Extracted data entries:

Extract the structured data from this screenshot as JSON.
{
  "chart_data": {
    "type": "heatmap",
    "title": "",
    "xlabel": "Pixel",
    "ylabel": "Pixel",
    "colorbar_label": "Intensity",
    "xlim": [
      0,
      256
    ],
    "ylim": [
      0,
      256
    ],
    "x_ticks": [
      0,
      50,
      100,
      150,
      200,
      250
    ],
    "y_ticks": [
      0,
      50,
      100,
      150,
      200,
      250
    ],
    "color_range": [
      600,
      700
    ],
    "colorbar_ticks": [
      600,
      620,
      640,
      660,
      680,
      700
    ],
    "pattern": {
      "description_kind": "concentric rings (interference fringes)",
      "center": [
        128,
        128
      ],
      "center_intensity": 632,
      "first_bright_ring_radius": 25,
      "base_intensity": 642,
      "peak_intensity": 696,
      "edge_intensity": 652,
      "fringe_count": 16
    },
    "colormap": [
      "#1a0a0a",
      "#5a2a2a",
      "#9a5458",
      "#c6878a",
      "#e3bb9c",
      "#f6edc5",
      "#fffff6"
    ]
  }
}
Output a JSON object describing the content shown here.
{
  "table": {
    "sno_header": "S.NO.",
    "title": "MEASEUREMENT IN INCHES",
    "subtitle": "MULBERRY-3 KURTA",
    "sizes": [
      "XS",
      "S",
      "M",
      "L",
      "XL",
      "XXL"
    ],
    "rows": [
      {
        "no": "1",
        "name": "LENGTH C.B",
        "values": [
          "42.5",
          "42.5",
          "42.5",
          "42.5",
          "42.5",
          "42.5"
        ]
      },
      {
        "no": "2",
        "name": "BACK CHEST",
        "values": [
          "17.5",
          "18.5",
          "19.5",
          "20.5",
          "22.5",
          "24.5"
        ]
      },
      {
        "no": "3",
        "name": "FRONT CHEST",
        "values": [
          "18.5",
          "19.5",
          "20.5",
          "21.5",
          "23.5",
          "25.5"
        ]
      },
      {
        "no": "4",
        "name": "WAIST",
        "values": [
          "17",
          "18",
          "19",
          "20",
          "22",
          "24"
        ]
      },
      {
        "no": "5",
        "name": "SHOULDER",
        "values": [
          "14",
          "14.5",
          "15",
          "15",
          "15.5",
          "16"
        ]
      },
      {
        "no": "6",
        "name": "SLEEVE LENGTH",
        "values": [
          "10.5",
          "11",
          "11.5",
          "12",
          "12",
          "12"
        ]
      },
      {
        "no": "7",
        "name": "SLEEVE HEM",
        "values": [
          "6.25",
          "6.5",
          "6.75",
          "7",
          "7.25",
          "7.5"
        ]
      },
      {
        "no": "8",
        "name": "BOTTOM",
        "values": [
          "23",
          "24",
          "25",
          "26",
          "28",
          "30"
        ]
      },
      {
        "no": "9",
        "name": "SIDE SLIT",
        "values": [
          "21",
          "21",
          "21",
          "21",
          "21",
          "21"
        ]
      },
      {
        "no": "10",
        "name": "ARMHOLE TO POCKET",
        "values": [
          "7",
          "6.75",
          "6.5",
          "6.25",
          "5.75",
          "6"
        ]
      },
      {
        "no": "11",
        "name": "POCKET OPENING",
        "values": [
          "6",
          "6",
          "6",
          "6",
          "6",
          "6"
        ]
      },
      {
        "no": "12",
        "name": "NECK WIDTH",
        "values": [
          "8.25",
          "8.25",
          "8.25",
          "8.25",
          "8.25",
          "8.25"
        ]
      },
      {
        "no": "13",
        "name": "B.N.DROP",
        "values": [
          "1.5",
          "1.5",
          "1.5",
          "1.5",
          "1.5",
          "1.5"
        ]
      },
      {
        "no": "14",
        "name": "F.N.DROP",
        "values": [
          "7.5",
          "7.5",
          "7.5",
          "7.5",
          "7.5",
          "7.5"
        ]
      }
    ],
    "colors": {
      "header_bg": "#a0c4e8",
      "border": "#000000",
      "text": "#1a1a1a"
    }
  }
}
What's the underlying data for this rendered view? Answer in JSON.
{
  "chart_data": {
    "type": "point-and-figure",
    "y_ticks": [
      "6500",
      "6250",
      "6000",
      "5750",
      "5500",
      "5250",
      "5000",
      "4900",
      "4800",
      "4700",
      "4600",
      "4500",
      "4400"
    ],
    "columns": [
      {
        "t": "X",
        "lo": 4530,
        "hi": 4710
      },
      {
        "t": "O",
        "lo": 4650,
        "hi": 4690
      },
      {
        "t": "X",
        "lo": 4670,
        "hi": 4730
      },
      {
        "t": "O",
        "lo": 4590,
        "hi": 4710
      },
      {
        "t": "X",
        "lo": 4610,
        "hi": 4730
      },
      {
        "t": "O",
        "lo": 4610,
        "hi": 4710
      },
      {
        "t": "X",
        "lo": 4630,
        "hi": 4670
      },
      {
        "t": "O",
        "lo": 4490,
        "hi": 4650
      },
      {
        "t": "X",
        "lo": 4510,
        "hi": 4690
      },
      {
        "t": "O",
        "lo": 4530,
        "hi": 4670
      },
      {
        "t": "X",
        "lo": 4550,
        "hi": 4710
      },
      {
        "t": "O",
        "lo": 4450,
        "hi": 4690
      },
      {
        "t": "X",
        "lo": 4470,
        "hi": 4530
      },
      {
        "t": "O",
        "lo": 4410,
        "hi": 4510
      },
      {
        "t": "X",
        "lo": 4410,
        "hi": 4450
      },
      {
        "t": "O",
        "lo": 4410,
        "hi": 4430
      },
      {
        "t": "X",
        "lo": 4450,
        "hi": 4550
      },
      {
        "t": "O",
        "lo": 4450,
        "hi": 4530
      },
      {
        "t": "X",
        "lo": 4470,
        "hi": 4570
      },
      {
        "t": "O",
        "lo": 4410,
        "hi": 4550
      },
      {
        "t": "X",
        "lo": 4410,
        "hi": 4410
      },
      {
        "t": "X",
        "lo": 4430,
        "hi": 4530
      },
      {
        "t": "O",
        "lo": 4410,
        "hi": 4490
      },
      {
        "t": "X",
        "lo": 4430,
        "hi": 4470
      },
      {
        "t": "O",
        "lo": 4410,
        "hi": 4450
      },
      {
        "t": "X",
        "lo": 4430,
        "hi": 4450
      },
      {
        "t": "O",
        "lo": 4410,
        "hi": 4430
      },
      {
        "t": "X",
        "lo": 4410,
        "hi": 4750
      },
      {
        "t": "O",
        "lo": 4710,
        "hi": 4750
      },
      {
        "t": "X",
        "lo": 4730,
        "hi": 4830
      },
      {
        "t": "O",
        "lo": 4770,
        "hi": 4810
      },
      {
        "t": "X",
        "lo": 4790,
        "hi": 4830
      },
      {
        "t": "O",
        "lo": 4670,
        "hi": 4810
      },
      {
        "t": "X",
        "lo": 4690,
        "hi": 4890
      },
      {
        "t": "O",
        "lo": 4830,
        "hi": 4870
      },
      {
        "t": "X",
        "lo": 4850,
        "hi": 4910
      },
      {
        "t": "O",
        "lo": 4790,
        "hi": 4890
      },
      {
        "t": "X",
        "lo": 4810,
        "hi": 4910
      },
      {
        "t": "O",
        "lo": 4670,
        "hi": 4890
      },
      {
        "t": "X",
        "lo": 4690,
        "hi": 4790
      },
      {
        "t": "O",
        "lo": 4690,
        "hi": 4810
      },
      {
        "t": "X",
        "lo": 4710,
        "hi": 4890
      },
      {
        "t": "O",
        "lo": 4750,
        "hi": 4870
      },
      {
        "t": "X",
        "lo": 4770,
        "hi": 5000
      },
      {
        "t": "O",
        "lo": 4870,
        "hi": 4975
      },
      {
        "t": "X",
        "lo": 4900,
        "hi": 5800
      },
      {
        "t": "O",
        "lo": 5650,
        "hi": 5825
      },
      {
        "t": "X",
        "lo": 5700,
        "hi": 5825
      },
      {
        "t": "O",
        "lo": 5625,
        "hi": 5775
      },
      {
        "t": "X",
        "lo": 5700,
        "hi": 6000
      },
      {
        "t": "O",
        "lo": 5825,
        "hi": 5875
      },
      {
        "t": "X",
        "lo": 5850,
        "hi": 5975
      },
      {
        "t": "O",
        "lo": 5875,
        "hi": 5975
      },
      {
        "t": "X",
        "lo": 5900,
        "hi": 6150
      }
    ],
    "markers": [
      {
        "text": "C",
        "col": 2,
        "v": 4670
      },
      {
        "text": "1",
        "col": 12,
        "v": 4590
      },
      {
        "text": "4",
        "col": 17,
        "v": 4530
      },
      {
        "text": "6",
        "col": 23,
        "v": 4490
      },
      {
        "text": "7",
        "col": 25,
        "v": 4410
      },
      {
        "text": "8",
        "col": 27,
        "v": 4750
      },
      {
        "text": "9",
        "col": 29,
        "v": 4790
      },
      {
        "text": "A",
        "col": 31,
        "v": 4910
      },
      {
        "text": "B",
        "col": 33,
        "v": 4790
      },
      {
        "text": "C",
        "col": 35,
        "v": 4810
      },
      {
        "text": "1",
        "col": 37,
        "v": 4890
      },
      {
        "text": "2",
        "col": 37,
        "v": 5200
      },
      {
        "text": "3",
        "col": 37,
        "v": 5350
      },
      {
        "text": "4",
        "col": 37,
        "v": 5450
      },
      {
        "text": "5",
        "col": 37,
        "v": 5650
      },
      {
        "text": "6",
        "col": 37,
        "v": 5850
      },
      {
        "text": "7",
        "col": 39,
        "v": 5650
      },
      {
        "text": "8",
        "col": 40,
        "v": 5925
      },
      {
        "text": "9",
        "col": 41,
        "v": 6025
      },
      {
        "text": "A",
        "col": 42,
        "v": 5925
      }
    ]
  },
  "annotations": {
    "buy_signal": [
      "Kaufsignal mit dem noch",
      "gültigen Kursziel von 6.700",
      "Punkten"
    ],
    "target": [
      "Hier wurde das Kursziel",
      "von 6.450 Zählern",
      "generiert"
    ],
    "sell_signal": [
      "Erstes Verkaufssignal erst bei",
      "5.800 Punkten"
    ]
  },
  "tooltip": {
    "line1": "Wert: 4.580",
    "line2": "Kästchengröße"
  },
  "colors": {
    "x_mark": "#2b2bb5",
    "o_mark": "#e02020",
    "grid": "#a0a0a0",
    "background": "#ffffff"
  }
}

— GIVEN PROBLEM —
Gather each line holding the string "Kursziel".

— TASK RESULT —
      "gültigen Kursziel von 6.700",
      "Hier wurde das Kursziel",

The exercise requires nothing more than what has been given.